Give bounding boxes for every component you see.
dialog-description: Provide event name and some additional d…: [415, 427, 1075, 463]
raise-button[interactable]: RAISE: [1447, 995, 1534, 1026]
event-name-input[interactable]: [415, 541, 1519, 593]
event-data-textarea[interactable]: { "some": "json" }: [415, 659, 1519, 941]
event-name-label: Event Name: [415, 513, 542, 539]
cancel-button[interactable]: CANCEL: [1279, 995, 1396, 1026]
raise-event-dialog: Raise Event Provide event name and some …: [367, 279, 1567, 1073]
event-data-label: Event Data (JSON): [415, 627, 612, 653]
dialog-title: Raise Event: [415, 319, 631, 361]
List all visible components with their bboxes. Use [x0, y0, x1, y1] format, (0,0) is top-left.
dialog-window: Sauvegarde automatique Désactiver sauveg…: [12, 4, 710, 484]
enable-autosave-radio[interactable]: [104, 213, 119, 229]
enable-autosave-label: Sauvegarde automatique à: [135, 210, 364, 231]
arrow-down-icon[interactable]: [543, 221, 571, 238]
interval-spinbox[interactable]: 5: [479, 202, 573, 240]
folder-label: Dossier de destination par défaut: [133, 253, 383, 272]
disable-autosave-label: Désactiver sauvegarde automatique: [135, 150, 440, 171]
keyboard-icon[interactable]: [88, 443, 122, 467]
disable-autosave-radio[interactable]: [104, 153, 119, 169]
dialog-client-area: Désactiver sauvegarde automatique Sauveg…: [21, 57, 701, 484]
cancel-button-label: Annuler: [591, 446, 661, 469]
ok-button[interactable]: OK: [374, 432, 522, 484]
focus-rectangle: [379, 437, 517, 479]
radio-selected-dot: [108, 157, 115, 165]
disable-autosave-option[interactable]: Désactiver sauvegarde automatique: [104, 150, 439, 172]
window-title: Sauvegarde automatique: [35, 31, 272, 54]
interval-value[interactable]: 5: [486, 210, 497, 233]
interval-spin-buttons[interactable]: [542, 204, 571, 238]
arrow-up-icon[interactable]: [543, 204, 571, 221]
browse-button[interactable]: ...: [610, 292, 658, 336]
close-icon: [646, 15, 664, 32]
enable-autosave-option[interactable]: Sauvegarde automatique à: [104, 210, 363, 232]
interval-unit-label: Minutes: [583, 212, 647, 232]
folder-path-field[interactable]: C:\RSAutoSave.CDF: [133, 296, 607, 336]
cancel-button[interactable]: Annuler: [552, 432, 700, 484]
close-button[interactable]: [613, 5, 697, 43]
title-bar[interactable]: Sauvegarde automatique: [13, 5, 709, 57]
::::
WHAT IS EXPECTED
Repeat the rows above verbatim, starting at the first row and ending at the row that contains "659, 1519, 941]".

TASK SOLUTION
Give bounding boxes for every component you see.
dialog-description: Provide event name and some additional d…: [415, 427, 1075, 463]
raise-button[interactable]: RAISE: [1447, 995, 1534, 1026]
event-name-input[interactable]: [415, 541, 1519, 593]
event-data-textarea[interactable]: { "some": "json" }: [415, 659, 1519, 941]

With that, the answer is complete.